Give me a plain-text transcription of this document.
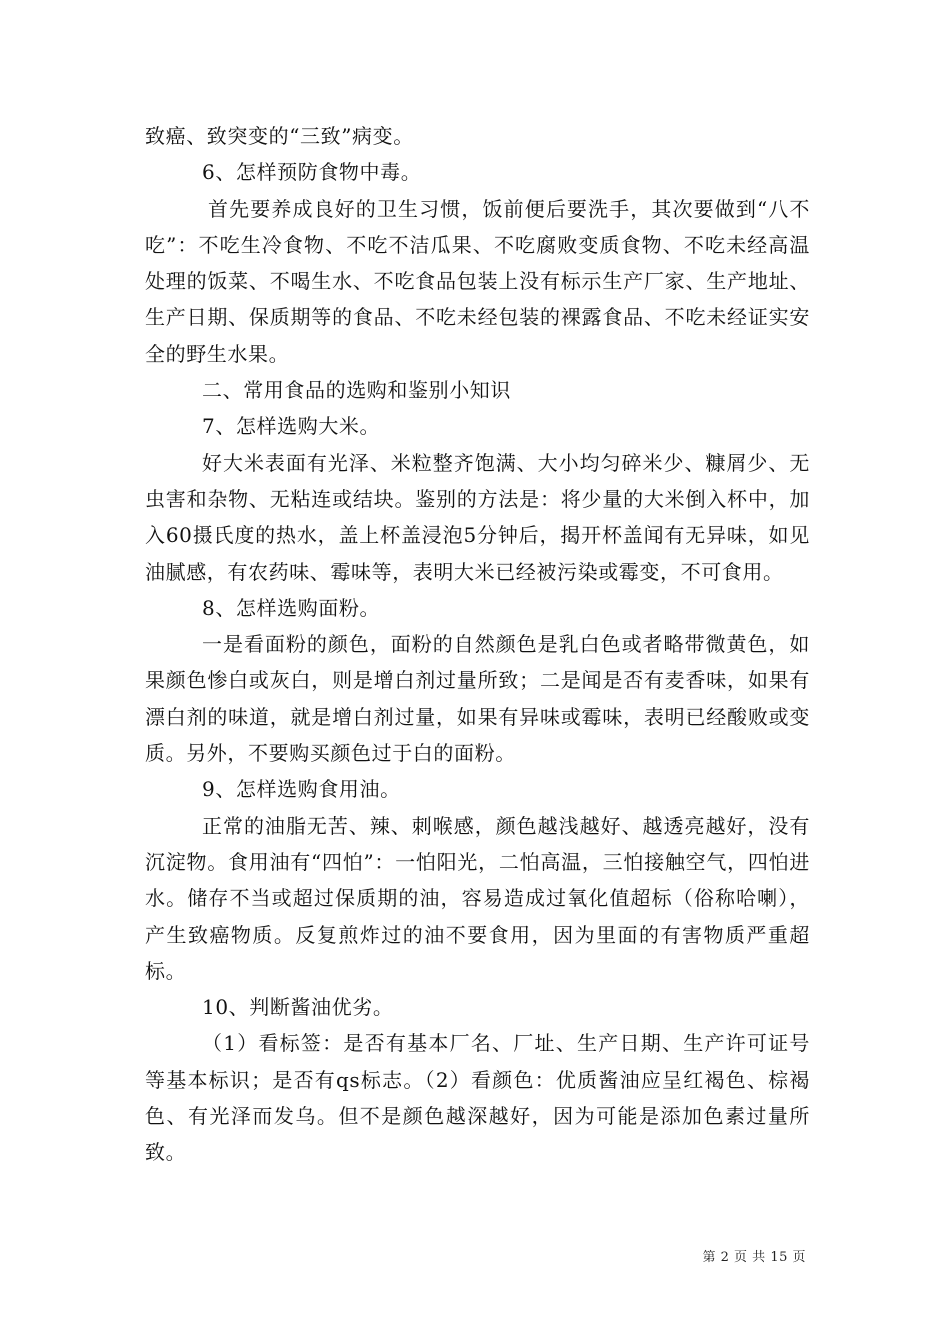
致癌、致突变的“三致”病变。

6、怎样预防食物中毒。

首先要养成良好的卫生习惯，饭前便后要洗手，其次要做到“八不吃”：不吃生冷食物、不吃不洁瓜果、不吃腐败变质食物、不吃未经高温处理的饭菜、不喝生水、不吃食品包装上没有标示生产厂家、生产地址、生产日期、保质期等的食品、不吃未经包装的裸露食品、不吃未经证实安全的野生水果。

二、常用食品的选购和鉴别小知识

7、怎样选购大米。

好大米表面有光泽、米粒整齐饱满、大小均匀碎米少、糠屑少、无虫害和杂物、无粘连或结块。鉴别的方法是：将少量的大米倒入杯中，加入60摄氏度的热水，盖上杯盖浸泡5分钟后，揭开杯盖闻有无异味，如见油腻感，有农药味、霉味等，表明大米已经被污染或霉变，不可食用。

8、怎样选购面粉。

一是看面粉的颜色，面粉的自然颜色是乳白色或者略带微黄色，如果颜色惨白或灰白，则是增白剂过量所致；二是闻是否有麦香味，如果有漂白剂的味道，就是增白剂过量，如果有异味或霉味，表明已经酸败或变质。另外，不要购买颜色过于白的面粉。

9、怎样选购食用油。

正常的油脂无苦、辣、刺喉感，颜色越浅越好、越透亮越好，没有沉淀物。食用油有“四怕”：一怕阳光，二怕高温，三怕接触空气，四怕进水。储存不当或超过保质期的油，容易造成过氧化值超标（俗称哈喇），产生致癌物质。反复煎炸过的油不要食用，因为里面的有害物质严重超标。

10、判断酱油优劣。

（1）看标签：是否有基本厂名、厂址、生产日期、生产许可证号等基本标识；是否有qs标志。（2）看颜色：优质酱油应呈红褐色、棕褐色、有光泽而发乌。但不是颜色越深越好，因为可能是添加色素过量所致。

第 2 页 共 15 页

- STATED TASK
Leave out the pictures and repeat everything else in the records exactly.

- WRITTEN SOLUTION
Give me a plain-text transcription of this document.
致癌、致突变的“三致”病变。

6、怎样预防食物中毒。

首先要养成良好的卫生习惯，饭前便后要洗手，其次要做到“八不吃”：不吃生冷食物、不吃不洁瓜果、不吃腐败变质食物、不吃未经高温处理的饭菜、不喝生水、不吃食品包装上没有标示生产厂家、生产地址、生产日期、保质期等的食品、不吃未经包装的裸露食品、不吃未经证实安全的野生水果。

二、常用食品的选购和鉴别小知识

7、怎样选购大米。

好大米表面有光泽、米粒整齐饱满、大小均匀碎米少、糠屑少、无虫害和杂物、无粘连或结块。鉴别的方法是：将少量的大米倒入杯中，加入60摄氏度的热水，盖上杯盖浸泡5分钟后，揭开杯盖闻有无异味，如见油腻感，有农药味、霉味等，表明大米已经被污染或霉变，不可食用。

8、怎样选购面粉。

一是看面粉的颜色，面粉的自然颜色是乳白色或者略带微黄色，如果颜色惨白或灰白，则是增白剂过量所致；二是闻是否有麦香味，如果有漂白剂的味道，就是增白剂过量，如果有异味或霉味，表明已经酸败或变质。另外，不要购买颜色过于白的面粉。

9、怎样选购食用油。

正常的油脂无苦、辣、刺喉感，颜色越浅越好、越透亮越好，没有沉淀物。食用油有“四怕”：一怕阳光，二怕高温，三怕接触空气，四怕进水。储存不当或超过保质期的油，容易造成过氧化值超标（俗称哈喇），产生致癌物质。反复煎炸过的油不要食用，因为里面的有害物质严重超标。

10、判断酱油优劣。

（1）看标签：是否有基本厂名、厂址、生产日期、生产许可证号等基本标识；是否有qs标志。（2）看颜色：优质酱油应呈红褐色、棕褐色、有光泽而发乌。但不是颜色越深越好，因为可能是添加色素过量所致。

第 2 页 共 15 页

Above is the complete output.